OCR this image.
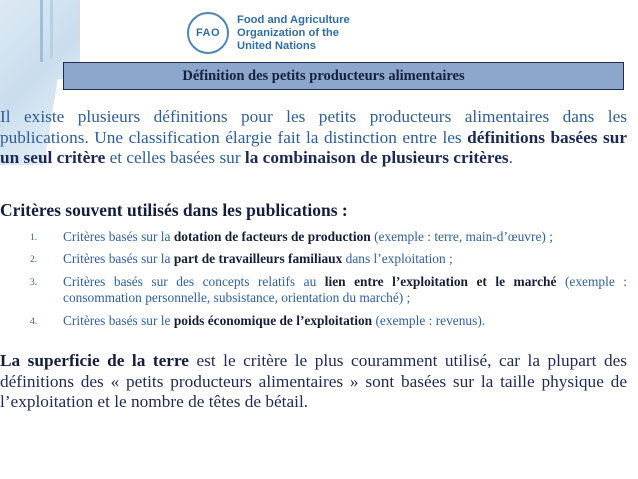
FAO
Food and Agriculture
Organization of the
United Nations
Définition des petits producteurs alimentaires

Il existe plusieurs définitions pour les petits producteurs alimentaires dans les publications. Une classification élargie fait la distinction entre les définitions basées sur un seul critère et celles basées sur la combinaison de plusieurs critères.

Critères souvent utilisés dans les publications :

1. Critères basés sur la dotation de facteurs de production (exemple : terre, main-d’œuvre) ;
2. Critères basés sur la part de travailleurs familiaux dans l’exploitation ;
3. Critères basés sur des concepts relatifs au lien entre l’exploitation et le marché (exemple : consommation personnelle, subsistance, orientation du marché) ;
4. Critères basés sur le poids économique de l’exploitation (exemple : revenus).

La superficie de la terre est le critère le plus couramment utilisé, car la plupart des définitions des « petits producteurs alimentaires » sont basées sur la taille physique de l’exploitation et le nombre de têtes de bétail.
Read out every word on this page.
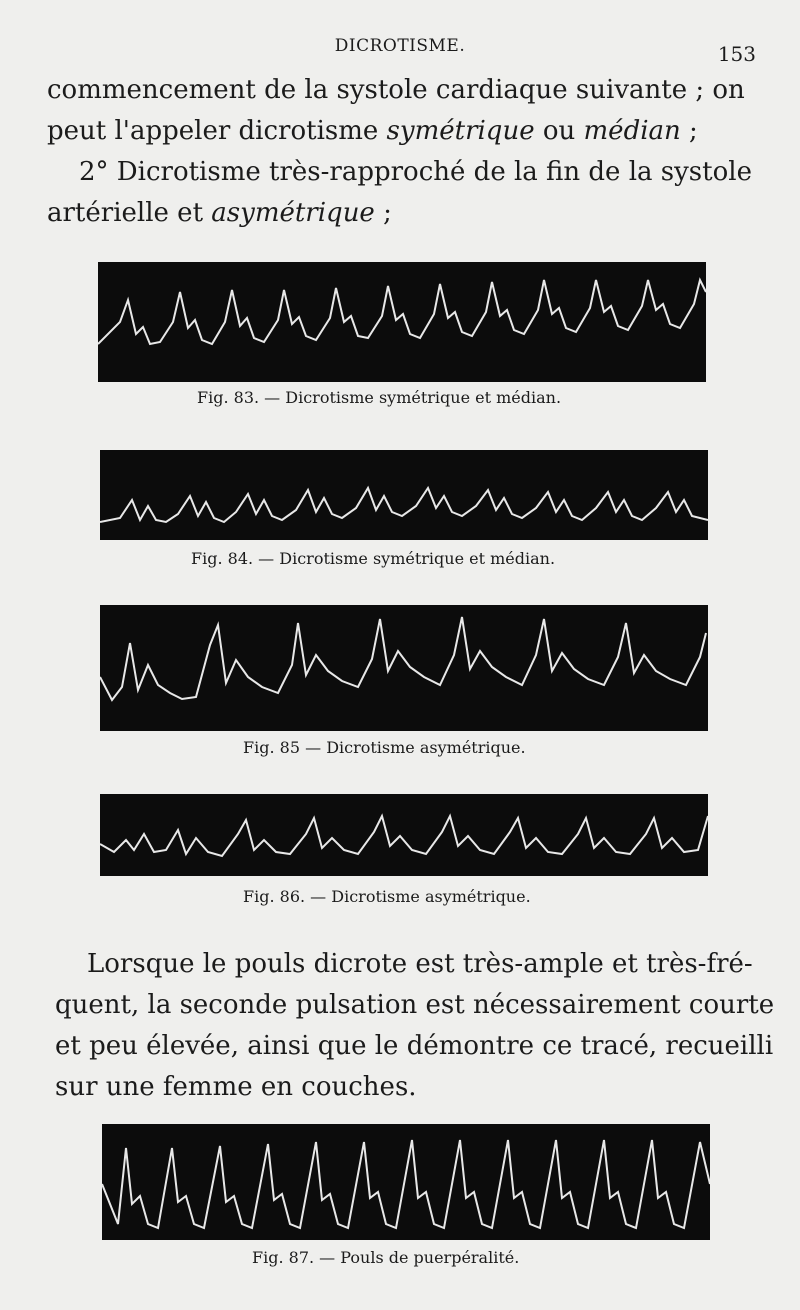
DICROTISME.	153
commencement de la systole cardiaque suivante ; on
peut l'appeler dicrotisme symétrique ou médian ;
2° Dicrotisme très-rapproché de la fin de la systole
artérielle et asymétrique ;
Fig. 83. — Dicrotisme symétrique et médian.
Fig. 84. — Dicrotisme symétrique et médian.
Fig. 85 — Dicrotisme asymétrique.
Fig. 86. — Dicrotisme asymétrique.
Lorsque le pouls dicrote est très-ample et très-fré-
quent, la seconde pulsation est nécessairement courte
et peu élevée, ainsi que le démontre ce tracé, recueilli
sur une femme en couches.
Fig. 87. — Pouls de puerpéralité.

## EXERCISE
Each entry gets copied exactly; the pictures stay out.

## COMPLETE RESPONSE
OCR this image.
FAO
Food and Agriculture
Organization of the
United Nations
Définition des petits producteurs alimentaires

Il existe plusieurs définitions pour les petits producteurs alimentaires dans les publications. Une classification élargie fait la distinction entre les définitions basées sur un seul critère et celles basées sur la combinaison de plusieurs critères.

Critères souvent utilisés dans les publications :

1. Critères basés sur la dotation de facteurs de production (exemple : terre, main-d’œuvre) ;
2. Critères basés sur la part de travailleurs familiaux dans l’exploitation ;
3. Critères basés sur des concepts relatifs au lien entre l’exploitation et le marché (exemple : consommation personnelle, subsistance, orientation du marché) ;
4. Critères basés sur le poids économique de l’exploitation (exemple : revenus).

La superficie de la terre est le critère le plus couramment utilisé, car la plupart des définitions des « petits producteurs alimentaires » sont basées sur la taille physique de l’exploitation et le nombre de têtes de bétail.
Read out every word on this page.
DICROTISME.	153
commencement de la systole cardiaque suivante ; on
peut l'appeler dicrotisme symétrique ou médian ;
2° Dicrotisme très-rapproché de la fin de la systole
artérielle et asymétrique ;
Fig. 83. — Dicrotisme symétrique et médian.
Fig. 84. — Dicrotisme symétrique et médian.
Fig. 85 — Dicrotisme asymétrique.
Fig. 86. — Dicrotisme asymétrique.
Lorsque le pouls dicrote est très-ample et très-fré-
quent, la seconde pulsation est nécessairement courte
et peu élevée, ainsi que le démontre ce tracé, recueilli
sur une femme en couches.
Fig. 87. — Pouls de puerpéralité.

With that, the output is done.